WORK INSTRUCTION -> Return each line, exactly as given, from the one containing "What does this" through the end of the entries below, and skip the rest.

Entries taken from a collection:
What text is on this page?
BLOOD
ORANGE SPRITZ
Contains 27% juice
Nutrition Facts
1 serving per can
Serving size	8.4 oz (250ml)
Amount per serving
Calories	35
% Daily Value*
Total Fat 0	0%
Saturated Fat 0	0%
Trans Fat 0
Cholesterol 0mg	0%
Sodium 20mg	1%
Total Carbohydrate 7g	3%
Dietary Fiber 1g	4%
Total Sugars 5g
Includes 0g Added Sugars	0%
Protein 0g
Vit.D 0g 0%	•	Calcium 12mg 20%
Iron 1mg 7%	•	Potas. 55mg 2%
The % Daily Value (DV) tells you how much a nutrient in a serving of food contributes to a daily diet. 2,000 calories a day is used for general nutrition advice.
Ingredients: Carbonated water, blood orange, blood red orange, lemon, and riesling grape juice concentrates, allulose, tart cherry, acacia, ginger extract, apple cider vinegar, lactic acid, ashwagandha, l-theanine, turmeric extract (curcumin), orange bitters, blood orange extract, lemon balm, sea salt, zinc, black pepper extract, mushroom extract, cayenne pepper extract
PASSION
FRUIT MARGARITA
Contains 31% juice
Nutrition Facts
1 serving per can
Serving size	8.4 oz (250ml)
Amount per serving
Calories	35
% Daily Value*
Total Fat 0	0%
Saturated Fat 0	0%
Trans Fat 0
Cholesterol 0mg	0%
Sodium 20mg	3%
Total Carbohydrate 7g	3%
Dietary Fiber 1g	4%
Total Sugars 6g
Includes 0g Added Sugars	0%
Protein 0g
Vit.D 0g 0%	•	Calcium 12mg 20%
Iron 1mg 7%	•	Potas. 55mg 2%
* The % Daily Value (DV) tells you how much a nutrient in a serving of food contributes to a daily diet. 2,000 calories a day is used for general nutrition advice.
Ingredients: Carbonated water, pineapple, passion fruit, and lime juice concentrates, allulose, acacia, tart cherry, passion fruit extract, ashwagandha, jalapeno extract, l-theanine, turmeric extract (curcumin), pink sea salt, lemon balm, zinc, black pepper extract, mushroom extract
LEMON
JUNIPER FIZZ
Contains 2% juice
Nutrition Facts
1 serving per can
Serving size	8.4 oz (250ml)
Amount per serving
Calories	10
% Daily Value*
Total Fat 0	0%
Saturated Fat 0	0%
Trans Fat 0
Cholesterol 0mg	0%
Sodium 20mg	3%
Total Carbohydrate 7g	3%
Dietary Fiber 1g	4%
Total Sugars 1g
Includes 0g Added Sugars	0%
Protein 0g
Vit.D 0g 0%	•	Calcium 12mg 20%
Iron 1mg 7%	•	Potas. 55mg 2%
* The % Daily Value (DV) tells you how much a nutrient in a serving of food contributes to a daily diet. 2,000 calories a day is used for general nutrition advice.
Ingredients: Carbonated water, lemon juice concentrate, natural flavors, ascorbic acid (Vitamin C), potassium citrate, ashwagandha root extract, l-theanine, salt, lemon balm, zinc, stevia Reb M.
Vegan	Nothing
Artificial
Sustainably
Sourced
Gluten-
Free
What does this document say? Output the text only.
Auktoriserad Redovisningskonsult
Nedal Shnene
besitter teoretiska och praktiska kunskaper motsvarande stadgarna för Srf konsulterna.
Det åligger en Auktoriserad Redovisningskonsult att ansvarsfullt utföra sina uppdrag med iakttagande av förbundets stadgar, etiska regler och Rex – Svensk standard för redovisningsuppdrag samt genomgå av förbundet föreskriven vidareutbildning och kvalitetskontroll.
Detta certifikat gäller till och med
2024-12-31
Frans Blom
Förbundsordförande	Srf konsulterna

EXERCISE RESPONSE ->
What does this document say? Output the text only.
Auktoriserad Redovisningskonsult
Nedal Shnene
besitter teoretiska och praktiska kunskaper motsvarande stadgarna för Srf konsulterna.
Det åligger en Auktoriserad Redovisningskonsult att ansvarsfullt utföra sina uppdrag med iakttagande av förbundets stadgar, etiska regler och Rex – Svensk standard för redovisningsuppdrag samt genomgå av förbundet föreskriven vidareutbildning och kvalitetskontroll.
Detta certifikat gäller till och med
2024-12-31
Frans Blom
Förbundsordförande	Srf konsulterna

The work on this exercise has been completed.